■ Instruction:
Output every record word for word.

■ Data records:
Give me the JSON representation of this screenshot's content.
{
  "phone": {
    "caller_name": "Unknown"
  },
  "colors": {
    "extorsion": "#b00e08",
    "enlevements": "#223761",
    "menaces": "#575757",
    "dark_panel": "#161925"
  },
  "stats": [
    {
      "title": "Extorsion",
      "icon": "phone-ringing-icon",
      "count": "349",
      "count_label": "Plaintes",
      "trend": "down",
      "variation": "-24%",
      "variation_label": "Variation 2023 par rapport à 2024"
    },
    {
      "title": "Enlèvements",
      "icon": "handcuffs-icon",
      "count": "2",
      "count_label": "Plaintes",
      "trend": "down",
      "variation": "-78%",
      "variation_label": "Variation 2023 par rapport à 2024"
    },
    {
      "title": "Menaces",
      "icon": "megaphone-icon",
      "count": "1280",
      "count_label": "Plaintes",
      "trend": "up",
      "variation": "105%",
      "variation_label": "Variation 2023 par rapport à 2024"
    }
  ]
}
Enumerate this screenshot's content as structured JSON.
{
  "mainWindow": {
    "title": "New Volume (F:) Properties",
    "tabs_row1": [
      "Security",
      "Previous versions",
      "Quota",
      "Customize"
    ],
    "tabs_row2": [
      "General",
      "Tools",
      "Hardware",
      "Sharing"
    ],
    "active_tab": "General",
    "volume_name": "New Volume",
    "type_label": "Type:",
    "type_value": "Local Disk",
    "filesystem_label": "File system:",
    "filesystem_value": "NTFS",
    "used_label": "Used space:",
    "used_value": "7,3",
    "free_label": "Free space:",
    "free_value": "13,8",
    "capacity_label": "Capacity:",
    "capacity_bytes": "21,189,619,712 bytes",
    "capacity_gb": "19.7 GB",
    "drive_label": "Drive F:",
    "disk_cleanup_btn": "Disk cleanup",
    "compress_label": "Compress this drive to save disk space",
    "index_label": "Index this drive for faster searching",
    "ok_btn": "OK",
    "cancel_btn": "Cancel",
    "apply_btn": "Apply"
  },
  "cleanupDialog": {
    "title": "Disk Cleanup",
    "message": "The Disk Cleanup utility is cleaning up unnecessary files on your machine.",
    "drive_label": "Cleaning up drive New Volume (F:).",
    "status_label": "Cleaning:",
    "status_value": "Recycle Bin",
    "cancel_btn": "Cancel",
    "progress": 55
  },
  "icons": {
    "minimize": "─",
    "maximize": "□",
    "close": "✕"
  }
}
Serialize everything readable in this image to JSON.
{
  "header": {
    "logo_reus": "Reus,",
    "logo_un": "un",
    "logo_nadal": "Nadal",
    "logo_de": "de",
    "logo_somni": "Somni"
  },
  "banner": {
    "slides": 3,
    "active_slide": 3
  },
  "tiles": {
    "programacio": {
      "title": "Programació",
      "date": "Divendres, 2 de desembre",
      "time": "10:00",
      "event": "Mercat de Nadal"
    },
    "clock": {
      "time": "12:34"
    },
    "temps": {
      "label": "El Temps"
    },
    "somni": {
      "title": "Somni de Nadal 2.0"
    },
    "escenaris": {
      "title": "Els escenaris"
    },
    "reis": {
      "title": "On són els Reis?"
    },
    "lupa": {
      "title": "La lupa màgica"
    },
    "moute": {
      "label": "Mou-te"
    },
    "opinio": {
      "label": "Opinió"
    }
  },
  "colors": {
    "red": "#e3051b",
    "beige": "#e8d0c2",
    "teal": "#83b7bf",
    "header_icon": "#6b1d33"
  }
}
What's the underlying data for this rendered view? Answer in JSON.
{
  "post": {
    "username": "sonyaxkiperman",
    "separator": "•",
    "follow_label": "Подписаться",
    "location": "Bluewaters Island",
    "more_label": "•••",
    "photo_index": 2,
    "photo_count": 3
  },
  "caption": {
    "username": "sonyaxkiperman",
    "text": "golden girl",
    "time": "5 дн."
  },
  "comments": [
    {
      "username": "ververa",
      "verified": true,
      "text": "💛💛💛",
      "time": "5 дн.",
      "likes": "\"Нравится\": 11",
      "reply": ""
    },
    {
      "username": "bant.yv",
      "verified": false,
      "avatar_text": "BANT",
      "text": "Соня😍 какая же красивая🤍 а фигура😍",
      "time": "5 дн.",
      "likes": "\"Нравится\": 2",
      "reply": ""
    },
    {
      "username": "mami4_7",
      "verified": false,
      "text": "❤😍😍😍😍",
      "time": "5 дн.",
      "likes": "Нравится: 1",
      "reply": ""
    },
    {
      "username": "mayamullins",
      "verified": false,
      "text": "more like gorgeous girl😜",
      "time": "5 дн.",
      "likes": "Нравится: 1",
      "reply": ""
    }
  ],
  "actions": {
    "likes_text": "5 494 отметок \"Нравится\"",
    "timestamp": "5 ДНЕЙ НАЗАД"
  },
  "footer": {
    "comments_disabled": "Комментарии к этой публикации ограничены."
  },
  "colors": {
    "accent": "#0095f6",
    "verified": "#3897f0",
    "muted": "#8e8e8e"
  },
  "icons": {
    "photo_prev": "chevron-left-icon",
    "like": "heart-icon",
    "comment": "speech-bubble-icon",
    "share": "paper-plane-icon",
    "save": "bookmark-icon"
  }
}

■ Result for this exercise:
Give me the JSON representation of this screenshot's content.
{
  "phone": {
    "caller_name": "Unknown"
  },
  "colors": {
    "extorsion": "#b00e08",
    "enlevements": "#223761",
    "menaces": "#575757",
    "dark_panel": "#161925"
  },
  "stats": [
    {
      "title": "Extorsion",
      "icon": "phone-ringing-icon",
      "count": "349",
      "count_label": "Plaintes",
      "trend": "down",
      "variation": "-24%",
      "variation_label": "Variation 2023 par rapport à 2024"
    },
    {
      "title": "Enlèvements",
      "icon": "handcuffs-icon",
      "count": "2",
      "count_label": "Plaintes",
      "trend": "down",
      "variation": "-78%",
      "variation_label": "Variation 2023 par rapport à 2024"
    },
    {
      "title": "Menaces",
      "icon": "megaphone-icon",
      "count": "1280",
      "count_label": "Plaintes",
      "trend": "up",
      "variation": "105%",
      "variation_label": "Variation 2023 par rapport à 2024"
    }
  ]
}
Enumerate this screenshot's content as structured JSON.
{
  "mainWindow": {
    "title": "New Volume (F:) Properties",
    "tabs_row1": [
      "Security",
      "Previous versions",
      "Quota",
      "Customize"
    ],
    "tabs_row2": [
      "General",
      "Tools",
      "Hardware",
      "Sharing"
    ],
    "active_tab": "General",
    "volume_name": "New Volume",
    "type_label": "Type:",
    "type_value": "Local Disk",
    "filesystem_label": "File system:",
    "filesystem_value": "NTFS",
    "used_label": "Used space:",
    "used_value": "7,3",
    "free_label": "Free space:",
    "free_value": "13,8",
    "capacity_label": "Capacity:",
    "capacity_bytes": "21,189,619,712 bytes",
    "capacity_gb": "19.7 GB",
    "drive_label": "Drive F:",
    "disk_cleanup_btn": "Disk cleanup",
    "compress_label": "Compress this drive to save disk space",
    "index_label": "Index this drive for faster searching",
    "ok_btn": "OK",
    "cancel_btn": "Cancel",
    "apply_btn": "Apply"
  },
  "cleanupDialog": {
    "title": "Disk Cleanup",
    "message": "The Disk Cleanup utility is cleaning up unnecessary files on your machine.",
    "drive_label": "Cleaning up drive New Volume (F:).",
    "status_label": "Cleaning:",
    "status_value": "Recycle Bin",
    "cancel_btn": "Cancel",
    "progress": 55
  },
  "icons": {
    "minimize": "─",
    "maximize": "□",
    "close": "✕"
  }
}
Serialize everything readable in this image to JSON.
{
  "header": {
    "logo_reus": "Reus,",
    "logo_un": "un",
    "logo_nadal": "Nadal",
    "logo_de": "de",
    "logo_somni": "Somni"
  },
  "banner": {
    "slides": 3,
    "active_slide": 3
  },
  "tiles": {
    "programacio": {
      "title": "Programació",
      "date": "Divendres, 2 de desembre",
      "time": "10:00",
      "event": "Mercat de Nadal"
    },
    "clock": {
      "time": "12:34"
    },
    "temps": {
      "label": "El Temps"
    },
    "somni": {
      "title": "Somni de Nadal 2.0"
    },
    "escenaris": {
      "title": "Els escenaris"
    },
    "reis": {
      "title": "On són els Reis?"
    },
    "lupa": {
      "title": "La lupa màgica"
    },
    "moute": {
      "label": "Mou-te"
    },
    "opinio": {
      "label": "Opinió"
    }
  },
  "colors": {
    "red": "#e3051b",
    "beige": "#e8d0c2",
    "teal": "#83b7bf",
    "header_icon": "#6b1d33"
  }
}
What's the underlying data for this rendered view? Answer in JSON.
{
  "post": {
    "username": "sonyaxkiperman",
    "separator": "•",
    "follow_label": "Подписаться",
    "location": "Bluewaters Island",
    "more_label": "•••",
    "photo_index": 2,
    "photo_count": 3
  },
  "caption": {
    "username": "sonyaxkiperman",
    "text": "golden girl",
    "time": "5 дн."
  },
  "comments": [
    {
      "username": "ververa",
      "verified": true,
      "text": "💛💛💛",
      "time": "5 дн.",
      "likes": "\"Нравится\": 11",
      "reply": ""
    },
    {
      "username": "bant.yv",
      "verified": false,
      "avatar_text": "BANT",
      "text": "Соня😍 какая же красивая🤍 а фигура😍",
      "time": "5 дн.",
      "likes": "\"Нравится\": 2",
      "reply": ""
    },
    {
      "username": "mami4_7",
      "verified": false,
      "text": "❤😍😍😍😍",
      "time": "5 дн.",
      "likes": "Нравится: 1",
      "reply": ""
    },
    {
      "username": "mayamullins",
      "verified": false,
      "text": "more like gorgeous girl😜",
      "time": "5 дн.",
      "likes": "Нравится: 1",
      "reply": ""
    }
  ],
  "actions": {
    "likes_text": "5 494 отметок \"Нравится\"",
    "timestamp": "5 ДНЕЙ НАЗАД"
  },
  "footer": {
    "comments_disabled": "Комментарии к этой публикации ограничены."
  },
  "colors": {
    "accent": "#0095f6",
    "verified": "#3897f0",
    "muted": "#8e8e8e"
  },
  "icons": {
    "photo_prev": "chevron-left-icon",
    "like": "heart-icon",
    "comment": "speech-bubble-icon",
    "share": "paper-plane-icon",
    "save": "bookmark-icon"
  }
}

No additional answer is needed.